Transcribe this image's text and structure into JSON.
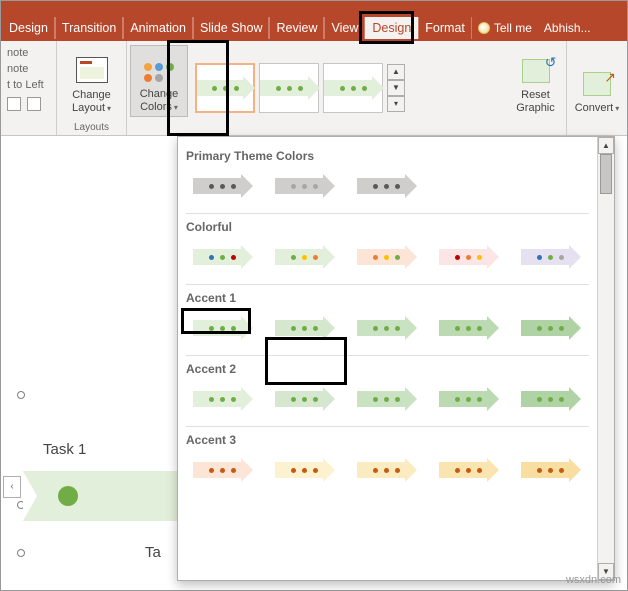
{
  "tabs": {
    "design": "Design",
    "transition": "Transition",
    "animation": "Animation",
    "slideshow": "Slide Show",
    "review": "Review",
    "view": "View",
    "design_tools": "Design",
    "format": "Format",
    "tellme": "Tell me",
    "account": "Abhish..."
  },
  "notes": {
    "note1": "note",
    "note2": "note",
    "rtl": "t to Left"
  },
  "ribbon": {
    "layouts_group": "Layouts",
    "change_layout": "Change Layout",
    "change_colors": "Change Colors",
    "reset_graphic": "Reset Graphic",
    "convert": "Convert"
  },
  "dropdown": {
    "primary": "Primary Theme Colors",
    "colorful": "Colorful",
    "accent1": "Accent 1",
    "accent2": "Accent 2",
    "accent3": "Accent 3"
  },
  "slide": {
    "task1": "Task  1",
    "task2": "Ta"
  },
  "watermark": "wsxdn.com"
}
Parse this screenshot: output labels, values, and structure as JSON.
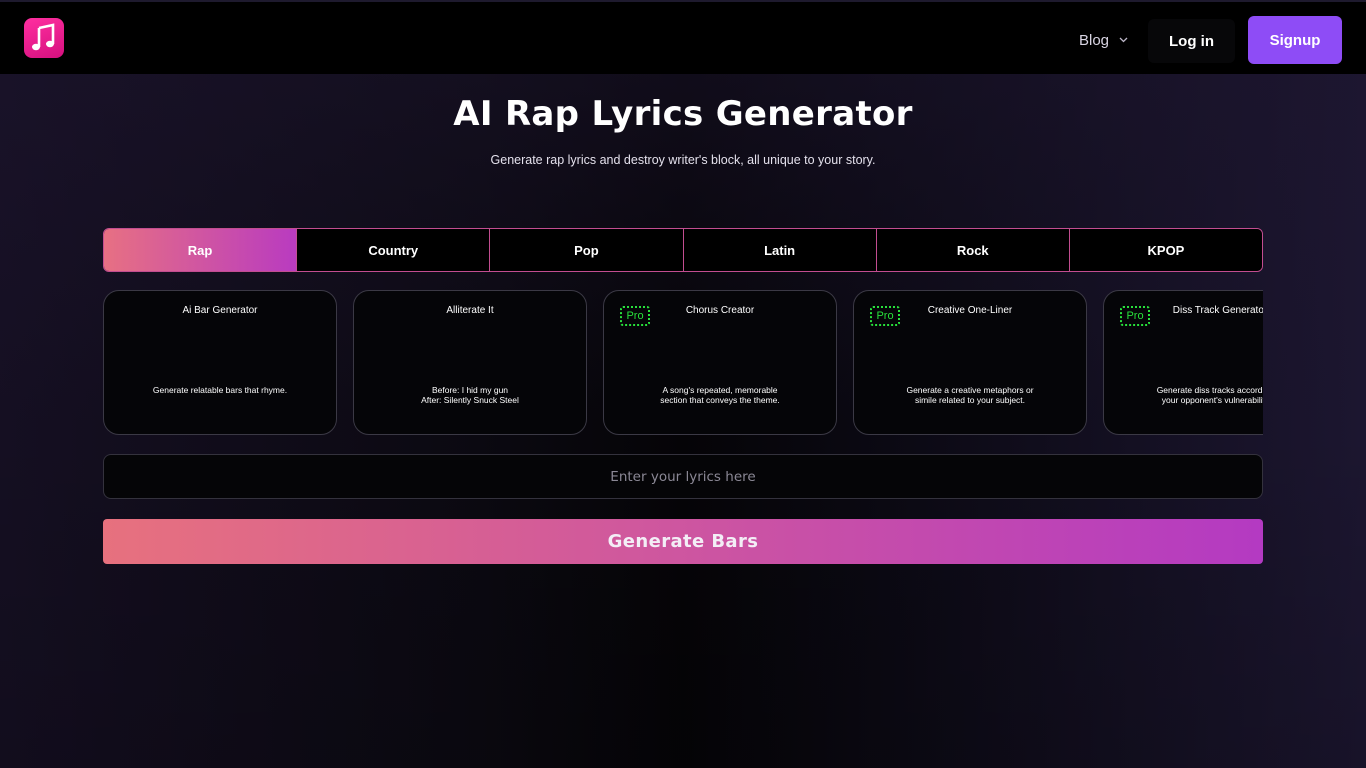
{
  "header": {
    "logo_icon": "music-note-icon",
    "nav": {
      "blog_label": "Blog",
      "login_label": "Log in",
      "signup_label": "Signup"
    }
  },
  "hero": {
    "title": "AI Rap Lyrics Generator",
    "subtitle": "Generate rap lyrics and destroy writer's block, all unique to your story."
  },
  "genres": [
    "Rap",
    "Country",
    "Pop",
    "Latin",
    "Rock",
    "KPOP"
  ],
  "selected_genre": "Rap",
  "tools": [
    {
      "title": "Ai Bar Generator",
      "pro": false,
      "desc": [
        "Generate relatable bars that rhyme."
      ]
    },
    {
      "title": "Alliterate It",
      "pro": false,
      "desc": [
        "Before: I hid my gun",
        "After: Silently Snuck Steel"
      ]
    },
    {
      "title": "Chorus Creator",
      "pro": true,
      "desc": [
        "A song's repeated, memorable",
        "section that conveys the theme."
      ]
    },
    {
      "title": "Creative One-Liner",
      "pro": true,
      "desc": [
        "Generate a creative metaphors or",
        "simile related to your subject."
      ]
    },
    {
      "title": "Diss Track Generator",
      "pro": true,
      "desc": [
        "Generate diss tracks according to",
        "your opponent's vulnerabilities."
      ]
    }
  ],
  "pro_label": "Pro",
  "lyrics_input": {
    "placeholder": "Enter your lyrics here",
    "value": ""
  },
  "generate_label": "Generate Bars",
  "colors": {
    "accent_purple": "#8e4cf6",
    "gradient_start": "#e7717e",
    "gradient_end": "#b43ac2",
    "pro_green": "#28e03b",
    "logo_pink": "#ff2fa0"
  }
}
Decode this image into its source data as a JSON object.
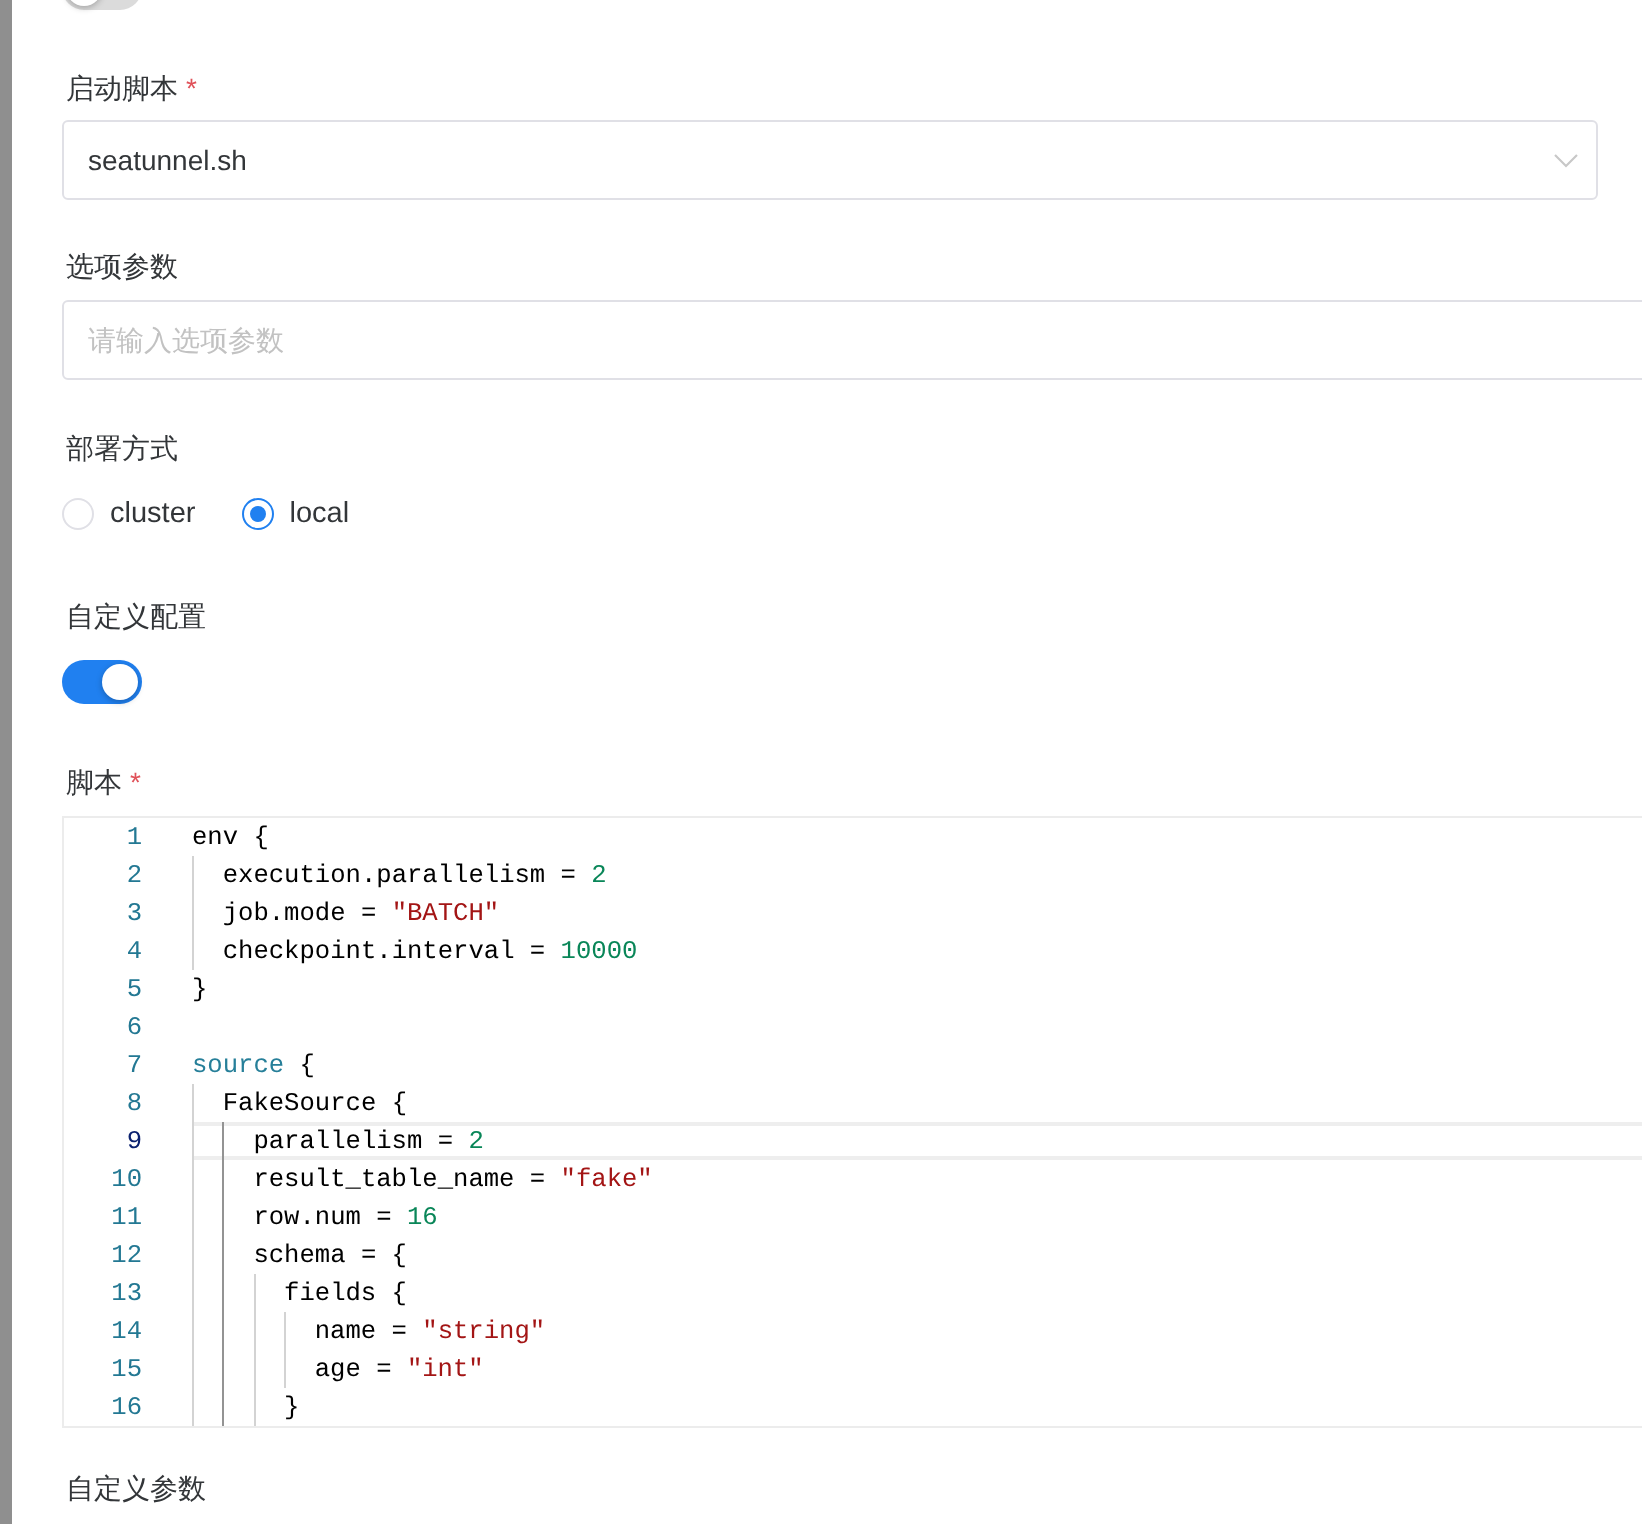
{
  "form": {
    "items": [
      {
        "kind": "switch",
        "on": false
      },
      {
        "kind": "select",
        "label": "启动脚本",
        "required_mark": "*",
        "value": "seatunnel.sh"
      },
      {
        "kind": "input",
        "label": "选项参数",
        "placeholder": "请输入选项参数"
      },
      {
        "kind": "radio",
        "label": "部署方式",
        "options": [
          {
            "label": "cluster",
            "selected": false
          },
          {
            "label": "local",
            "selected": true
          }
        ]
      },
      {
        "kind": "switch",
        "label": "自定义配置",
        "on": true
      },
      {
        "kind": "editor",
        "label": "脚本",
        "required_mark": "*",
        "lines": [
          {
            "number": "1",
            "current": false,
            "tokens": [
              {
                "kind": "plain",
                "text": "env {"
              }
            ]
          },
          {
            "number": "2",
            "current": false,
            "tokens": [
              {
                "kind": "plain",
                "text": "  execution.parallelism = "
              },
              {
                "kind": "number",
                "text": "2"
              }
            ]
          },
          {
            "number": "3",
            "current": false,
            "tokens": [
              {
                "kind": "plain",
                "text": "  job.mode = "
              },
              {
                "kind": "string",
                "text": "\"BATCH\""
              }
            ]
          },
          {
            "number": "4",
            "current": false,
            "tokens": [
              {
                "kind": "plain",
                "text": "  checkpoint.interval = "
              },
              {
                "kind": "number",
                "text": "10000"
              }
            ]
          },
          {
            "number": "5",
            "current": false,
            "tokens": [
              {
                "kind": "plain",
                "text": "}"
              }
            ]
          },
          {
            "number": "6",
            "current": false
          },
          {
            "number": "7",
            "current": false,
            "tokens": [
              {
                "kind": "keyword",
                "text": "source"
              },
              {
                "kind": "plain",
                "text": " {"
              }
            ]
          },
          {
            "number": "8",
            "current": false,
            "tokens": [
              {
                "kind": "plain",
                "text": "  FakeSource {"
              }
            ]
          },
          {
            "number": "9",
            "current": true,
            "tokens": [
              {
                "kind": "plain",
                "text": "    parallelism = "
              },
              {
                "kind": "number",
                "text": "2"
              }
            ]
          },
          {
            "number": "10",
            "current": false,
            "tokens": [
              {
                "kind": "plain",
                "text": "    result_table_name = "
              },
              {
                "kind": "string",
                "text": "\"fake\""
              }
            ]
          },
          {
            "number": "11",
            "current": false,
            "tokens": [
              {
                "kind": "plain",
                "text": "    row.num = "
              },
              {
                "kind": "number",
                "text": "16"
              }
            ]
          },
          {
            "number": "12",
            "current": false,
            "tokens": [
              {
                "kind": "plain",
                "text": "    schema = {"
              }
            ]
          },
          {
            "number": "13",
            "current": false,
            "tokens": [
              {
                "kind": "plain",
                "text": "      fields {"
              }
            ]
          },
          {
            "number": "14",
            "current": false,
            "tokens": [
              {
                "kind": "plain",
                "text": "        name = "
              },
              {
                "kind": "string",
                "text": "\"string\""
              }
            ]
          },
          {
            "number": "15",
            "current": false,
            "tokens": [
              {
                "kind": "plain",
                "text": "        age = "
              },
              {
                "kind": "string",
                "text": "\"int\""
              }
            ]
          },
          {
            "number": "16",
            "current": false,
            "tokens": [
              {
                "kind": "plain",
                "text": "      }"
              }
            ]
          }
        ]
      },
      {
        "kind": "label",
        "label": "自定义参数"
      }
    ]
  }
}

§ **Description of the task**: Your copy should match the records word for word, with the pictures removed.

§ **Exercise answer**:
Transcribe this image's text and structure into JSON.
{
  "tabs": {
    "design": "Design",
    "transition": "Transition",
    "animation": "Animation",
    "slideshow": "Slide Show",
    "review": "Review",
    "view": "View",
    "design_tools": "Design",
    "format": "Format",
    "tellme": "Tell me",
    "account": "Abhish..."
  },
  "notes": {
    "note1": "note",
    "note2": "note",
    "rtl": "t to Left"
  },
  "ribbon": {
    "layouts_group": "Layouts",
    "change_layout": "Change Layout",
    "change_colors": "Change Colors",
    "reset_graphic": "Reset Graphic",
    "convert": "Convert"
  },
  "dropdown": {
    "primary": "Primary Theme Colors",
    "colorful": "Colorful",
    "accent1": "Accent 1",
    "accent2": "Accent 2",
    "accent3": "Accent 3"
  },
  "slide": {
    "task1": "Task  1",
    "task2": "Ta"
  },
  "watermark": "wsxdn.com"
}
Parse this screenshot: output labels, values, and structure as JSON.
{
  "header": {
    "logo_icon": "music-note-icon",
    "nav": {
      "blog_label": "Blog",
      "login_label": "Log in",
      "signup_label": "Signup"
    }
  },
  "hero": {
    "title": "AI Rap Lyrics Generator",
    "subtitle": "Generate rap lyrics and destroy writer's block, all unique to your story."
  },
  "genres": [
    "Rap",
    "Country",
    "Pop",
    "Latin",
    "Rock",
    "KPOP"
  ],
  "selected_genre": "Rap",
  "tools": [
    {
      "title": "Ai Bar Generator",
      "pro": false,
      "desc": [
        "Generate relatable bars that rhyme."
      ]
    },
    {
      "title": "Alliterate It",
      "pro": false,
      "desc": [
        "Before: I hid my gun",
        "After: Silently Snuck Steel"
      ]
    },
    {
      "title": "Chorus Creator",
      "pro": true,
      "desc": [
        "A song's repeated, memorable",
        "section that conveys the theme."
      ]
    },
    {
      "title": "Creative One-Liner",
      "pro": true,
      "desc": [
        "Generate a creative metaphors or",
        "simile related to your subject."
      ]
    },
    {
      "title": "Diss Track Generator",
      "pro": true,
      "desc": [
        "Generate diss tracks according to",
        "your opponent's vulnerabilities."
      ]
    }
  ],
  "pro_label": "Pro",
  "lyrics_input": {
    "placeholder": "Enter your lyrics here",
    "value": ""
  },
  "generate_label": "Generate Bars",
  "colors": {
    "accent_purple": "#8e4cf6",
    "gradient_start": "#e7717e",
    "gradient_end": "#b43ac2",
    "pro_green": "#28e03b",
    "logo_pink": "#ff2fa0"
  }
}
Decode this image into its source data as a JSON object.
{
  "form": {
    "items": [
      {
        "kind": "switch",
        "on": false
      },
      {
        "kind": "select",
        "label": "启动脚本",
        "required_mark": "*",
        "value": "seatunnel.sh"
      },
      {
        "kind": "input",
        "label": "选项参数",
        "placeholder": "请输入选项参数"
      },
      {
        "kind": "radio",
        "label": "部署方式",
        "options": [
          {
            "label": "cluster",
            "selected": false
          },
          {
            "label": "local",
            "selected": true
          }
        ]
      },
      {
        "kind": "switch",
        "label": "自定义配置",
        "on": true
      },
      {
        "kind": "editor",
        "label": "脚本",
        "required_mark": "*",
        "lines": [
          {
            "number": "1",
            "current": false,
            "tokens": [
              {
                "kind": "plain",
                "text": "env {"
              }
            ]
          },
          {
            "number": "2",
            "current": false,
            "tokens": [
              {
                "kind": "plain",
                "text": "  execution.parallelism = "
              },
              {
                "kind": "number",
                "text": "2"
              }
            ]
          },
          {
            "number": "3",
            "current": false,
            "tokens": [
              {
                "kind": "plain",
                "text": "  job.mode = "
              },
              {
                "kind": "string",
                "text": "\"BATCH\""
              }
            ]
          },
          {
            "number": "4",
            "current": false,
            "tokens": [
              {
                "kind": "plain",
                "text": "  checkpoint.interval = "
              },
              {
                "kind": "number",
                "text": "10000"
              }
            ]
          },
          {
            "number": "5",
            "current": false,
            "tokens": [
              {
                "kind": "plain",
                "text": "}"
              }
            ]
          },
          {
            "number": "6",
            "current": false
          },
          {
            "number": "7",
            "current": false,
            "tokens": [
              {
                "kind": "keyword",
                "text": "source"
              },
              {
                "kind": "plain",
                "text": " {"
              }
            ]
          },
          {
            "number": "8",
            "current": false,
            "tokens": [
              {
                "kind": "plain",
                "text": "  FakeSource {"
              }
            ]
          },
          {
            "number": "9",
            "current": true,
            "tokens": [
              {
                "kind": "plain",
                "text": "    parallelism = "
              },
              {
                "kind": "number",
                "text": "2"
              }
            ]
          },
          {
            "number": "10",
            "current": false,
            "tokens": [
              {
                "kind": "plain",
                "text": "    result_table_name = "
              },
              {
                "kind": "string",
                "text": "\"fake\""
              }
            ]
          },
          {
            "number": "11",
            "current": false,
            "tokens": [
              {
                "kind": "plain",
                "text": "    row.num = "
              },
              {
                "kind": "number",
                "text": "16"
              }
            ]
          },
          {
            "number": "12",
            "current": false,
            "tokens": [
              {
                "kind": "plain",
                "text": "    schema = {"
              }
            ]
          },
          {
            "number": "13",
            "current": false,
            "tokens": [
              {
                "kind": "plain",
                "text": "      fields {"
              }
            ]
          },
          {
            "number": "14",
            "current": false,
            "tokens": [
              {
                "kind": "plain",
                "text": "        name = "
              },
              {
                "kind": "string",
                "text": "\"string\""
              }
            ]
          },
          {
            "number": "15",
            "current": false,
            "tokens": [
              {
                "kind": "plain",
                "text": "        age = "
              },
              {
                "kind": "string",
                "text": "\"int\""
              }
            ]
          },
          {
            "number": "16",
            "current": false,
            "tokens": [
              {
                "kind": "plain",
                "text": "      }"
              }
            ]
          }
        ]
      },
      {
        "kind": "label",
        "label": "自定义参数"
      }
    ]
  }
}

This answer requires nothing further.